Give all of the lines again, with nothing added or dropped.

━━ DATA SUPPLIED

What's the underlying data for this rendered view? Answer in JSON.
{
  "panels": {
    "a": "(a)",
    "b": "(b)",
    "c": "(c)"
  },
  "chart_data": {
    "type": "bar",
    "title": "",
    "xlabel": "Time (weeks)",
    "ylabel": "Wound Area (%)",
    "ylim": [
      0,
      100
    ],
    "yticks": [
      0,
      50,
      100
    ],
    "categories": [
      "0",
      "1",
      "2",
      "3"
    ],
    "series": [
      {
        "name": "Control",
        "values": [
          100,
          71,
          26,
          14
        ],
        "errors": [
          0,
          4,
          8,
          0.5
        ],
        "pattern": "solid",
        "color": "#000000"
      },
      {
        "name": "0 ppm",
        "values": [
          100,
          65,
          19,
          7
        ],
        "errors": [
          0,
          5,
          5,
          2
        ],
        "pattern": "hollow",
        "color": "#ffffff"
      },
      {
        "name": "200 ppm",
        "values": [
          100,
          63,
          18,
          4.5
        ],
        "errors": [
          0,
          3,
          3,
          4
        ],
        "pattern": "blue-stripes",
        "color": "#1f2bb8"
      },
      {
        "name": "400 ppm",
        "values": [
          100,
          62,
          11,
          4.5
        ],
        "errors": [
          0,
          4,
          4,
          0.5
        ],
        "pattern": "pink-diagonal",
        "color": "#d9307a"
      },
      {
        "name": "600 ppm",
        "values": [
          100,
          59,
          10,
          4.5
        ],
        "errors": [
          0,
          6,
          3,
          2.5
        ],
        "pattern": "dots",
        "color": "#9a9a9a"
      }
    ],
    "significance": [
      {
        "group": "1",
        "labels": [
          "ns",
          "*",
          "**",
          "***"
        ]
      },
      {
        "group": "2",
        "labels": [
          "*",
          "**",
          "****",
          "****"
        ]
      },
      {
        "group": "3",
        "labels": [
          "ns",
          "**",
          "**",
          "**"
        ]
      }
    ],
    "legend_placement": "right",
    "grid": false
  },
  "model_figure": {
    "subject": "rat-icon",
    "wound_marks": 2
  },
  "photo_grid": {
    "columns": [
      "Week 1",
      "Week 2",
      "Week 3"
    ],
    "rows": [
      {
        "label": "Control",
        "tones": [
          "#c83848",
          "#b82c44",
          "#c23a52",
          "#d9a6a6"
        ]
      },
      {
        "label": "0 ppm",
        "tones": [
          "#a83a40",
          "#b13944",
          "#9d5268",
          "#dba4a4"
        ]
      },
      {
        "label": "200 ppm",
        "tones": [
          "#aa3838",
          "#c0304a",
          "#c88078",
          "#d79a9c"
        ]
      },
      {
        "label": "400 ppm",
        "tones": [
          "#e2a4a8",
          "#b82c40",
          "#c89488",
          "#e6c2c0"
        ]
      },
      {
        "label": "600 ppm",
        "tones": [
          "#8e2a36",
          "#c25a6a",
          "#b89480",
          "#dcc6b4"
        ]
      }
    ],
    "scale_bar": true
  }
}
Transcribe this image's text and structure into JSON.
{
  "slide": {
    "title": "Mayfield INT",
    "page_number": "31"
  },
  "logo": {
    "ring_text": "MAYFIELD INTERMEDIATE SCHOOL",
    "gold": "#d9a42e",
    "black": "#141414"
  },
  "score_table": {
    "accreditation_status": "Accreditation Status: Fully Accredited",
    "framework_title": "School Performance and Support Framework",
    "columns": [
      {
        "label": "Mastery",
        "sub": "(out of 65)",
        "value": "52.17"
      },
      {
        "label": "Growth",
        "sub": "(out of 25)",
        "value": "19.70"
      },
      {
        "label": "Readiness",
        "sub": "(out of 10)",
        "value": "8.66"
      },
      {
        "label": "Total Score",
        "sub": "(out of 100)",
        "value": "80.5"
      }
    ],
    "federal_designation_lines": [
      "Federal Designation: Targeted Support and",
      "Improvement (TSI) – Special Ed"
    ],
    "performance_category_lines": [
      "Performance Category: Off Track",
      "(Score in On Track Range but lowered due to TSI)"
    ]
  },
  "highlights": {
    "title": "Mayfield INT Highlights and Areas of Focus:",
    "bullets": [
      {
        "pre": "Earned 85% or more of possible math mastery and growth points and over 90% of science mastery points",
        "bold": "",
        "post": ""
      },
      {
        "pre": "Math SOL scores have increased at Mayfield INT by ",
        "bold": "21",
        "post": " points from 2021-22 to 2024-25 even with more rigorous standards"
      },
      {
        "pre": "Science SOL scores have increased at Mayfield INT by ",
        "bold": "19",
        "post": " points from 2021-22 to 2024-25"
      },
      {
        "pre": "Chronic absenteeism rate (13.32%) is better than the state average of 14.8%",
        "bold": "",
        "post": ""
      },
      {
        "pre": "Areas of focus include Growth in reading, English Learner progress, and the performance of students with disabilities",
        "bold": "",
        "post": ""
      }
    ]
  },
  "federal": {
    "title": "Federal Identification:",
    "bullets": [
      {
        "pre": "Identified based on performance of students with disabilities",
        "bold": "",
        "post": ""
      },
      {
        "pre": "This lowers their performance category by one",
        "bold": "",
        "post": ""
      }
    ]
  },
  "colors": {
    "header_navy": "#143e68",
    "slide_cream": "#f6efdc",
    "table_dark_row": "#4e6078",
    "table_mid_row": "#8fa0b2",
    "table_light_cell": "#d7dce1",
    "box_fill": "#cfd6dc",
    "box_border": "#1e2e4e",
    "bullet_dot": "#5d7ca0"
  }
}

━━━━

* _EXERCISE ANSWER_:
What's the underlying data for this rendered view? Answer in JSON.
{
  "panels": {
    "a": "(a)",
    "b": "(b)",
    "c": "(c)"
  },
  "chart_data": {
    "type": "bar",
    "title": "",
    "xlabel": "Time (weeks)",
    "ylabel": "Wound Area (%)",
    "ylim": [
      0,
      100
    ],
    "yticks": [
      0,
      50,
      100
    ],
    "categories": [
      "0",
      "1",
      "2",
      "3"
    ],
    "series": [
      {
        "name": "Control",
        "values": [
          100,
          71,
          26,
          14
        ],
        "errors": [
          0,
          4,
          8,
          0.5
        ],
        "pattern": "solid",
        "color": "#000000"
      },
      {
        "name": "0 ppm",
        "values": [
          100,
          65,
          19,
          7
        ],
        "errors": [
          0,
          5,
          5,
          2
        ],
        "pattern": "hollow",
        "color": "#ffffff"
      },
      {
        "name": "200 ppm",
        "values": [
          100,
          63,
          18,
          4.5
        ],
        "errors": [
          0,
          3,
          3,
          4
        ],
        "pattern": "blue-stripes",
        "color": "#1f2bb8"
      },
      {
        "name": "400 ppm",
        "values": [
          100,
          62,
          11,
          4.5
        ],
        "errors": [
          0,
          4,
          4,
          0.5
        ],
        "pattern": "pink-diagonal",
        "color": "#d9307a"
      },
      {
        "name": "600 ppm",
        "values": [
          100,
          59,
          10,
          4.5
        ],
        "errors": [
          0,
          6,
          3,
          2.5
        ],
        "pattern": "dots",
        "color": "#9a9a9a"
      }
    ],
    "significance": [
      {
        "group": "1",
        "labels": [
          "ns",
          "*",
          "**",
          "***"
        ]
      },
      {
        "group": "2",
        "labels": [
          "*",
          "**",
          "****",
          "****"
        ]
      },
      {
        "group": "3",
        "labels": [
          "ns",
          "**",
          "**",
          "**"
        ]
      }
    ],
    "legend_placement": "right",
    "grid": false
  },
  "model_figure": {
    "subject": "rat-icon",
    "wound_marks": 2
  },
  "photo_grid": {
    "columns": [
      "Week 1",
      "Week 2",
      "Week 3"
    ],
    "rows": [
      {
        "label": "Control",
        "tones": [
          "#c83848",
          "#b82c44",
          "#c23a52",
          "#d9a6a6"
        ]
      },
      {
        "label": "0 ppm",
        "tones": [
          "#a83a40",
          "#b13944",
          "#9d5268",
          "#dba4a4"
        ]
      },
      {
        "label": "200 ppm",
        "tones": [
          "#aa3838",
          "#c0304a",
          "#c88078",
          "#d79a9c"
        ]
      },
      {
        "label": "400 ppm",
        "tones": [
          "#e2a4a8",
          "#b82c40",
          "#c89488",
          "#e6c2c0"
        ]
      },
      {
        "label": "600 ppm",
        "tones": [
          "#8e2a36",
          "#c25a6a",
          "#b89480",
          "#dcc6b4"
        ]
      }
    ],
    "scale_bar": true
  }
}
Transcribe this image's text and structure into JSON.
{
  "slide": {
    "title": "Mayfield INT",
    "page_number": "31"
  },
  "logo": {
    "ring_text": "MAYFIELD INTERMEDIATE SCHOOL",
    "gold": "#d9a42e",
    "black": "#141414"
  },
  "score_table": {
    "accreditation_status": "Accreditation Status: Fully Accredited",
    "framework_title": "School Performance and Support Framework",
    "columns": [
      {
        "label": "Mastery",
        "sub": "(out of 65)",
        "value": "52.17"
      },
      {
        "label": "Growth",
        "sub": "(out of 25)",
        "value": "19.70"
      },
      {
        "label": "Readiness",
        "sub": "(out of 10)",
        "value": "8.66"
      },
      {
        "label": "Total Score",
        "sub": "(out of 100)",
        "value": "80.5"
      }
    ],
    "federal_designation_lines": [
      "Federal Designation: Targeted Support and",
      "Improvement (TSI) – Special Ed"
    ],
    "performance_category_lines": [
      "Performance Category: Off Track",
      "(Score in On Track Range but lowered due to TSI)"
    ]
  },
  "highlights": {
    "title": "Mayfield INT Highlights and Areas of Focus:",
    "bullets": [
      {
        "pre": "Earned 85% or more of possible math mastery and growth points and over 90% of science mastery points",
        "bold": "",
        "post": ""
      },
      {
        "pre": "Math SOL scores have increased at Mayfield INT by ",
        "bold": "21",
        "post": " points from 2021-22 to 2024-25 even with more rigorous standards"
      },
      {
        "pre": "Science SOL scores have increased at Mayfield INT by ",
        "bold": "19",
        "post": " points from 2021-22 to 2024-25"
      },
      {
        "pre": "Chronic absenteeism rate (13.32%) is better than the state average of 14.8%",
        "bold": "",
        "post": ""
      },
      {
        "pre": "Areas of focus include Growth in reading, English Learner progress, and the performance of students with disabilities",
        "bold": "",
        "post": ""
      }
    ]
  },
  "federal": {
    "title": "Federal Identification:",
    "bullets": [
      {
        "pre": "Identified based on performance of students with disabilities",
        "bold": "",
        "post": ""
      },
      {
        "pre": "This lowers their performance category by one",
        "bold": "",
        "post": ""
      }
    ]
  },
  "colors": {
    "header_navy": "#143e68",
    "slide_cream": "#f6efdc",
    "table_dark_row": "#4e6078",
    "table_mid_row": "#8fa0b2",
    "table_light_cell": "#d7dce1",
    "box_fill": "#cfd6dc",
    "box_border": "#1e2e4e",
    "bullet_dot": "#5d7ca0"
  }
}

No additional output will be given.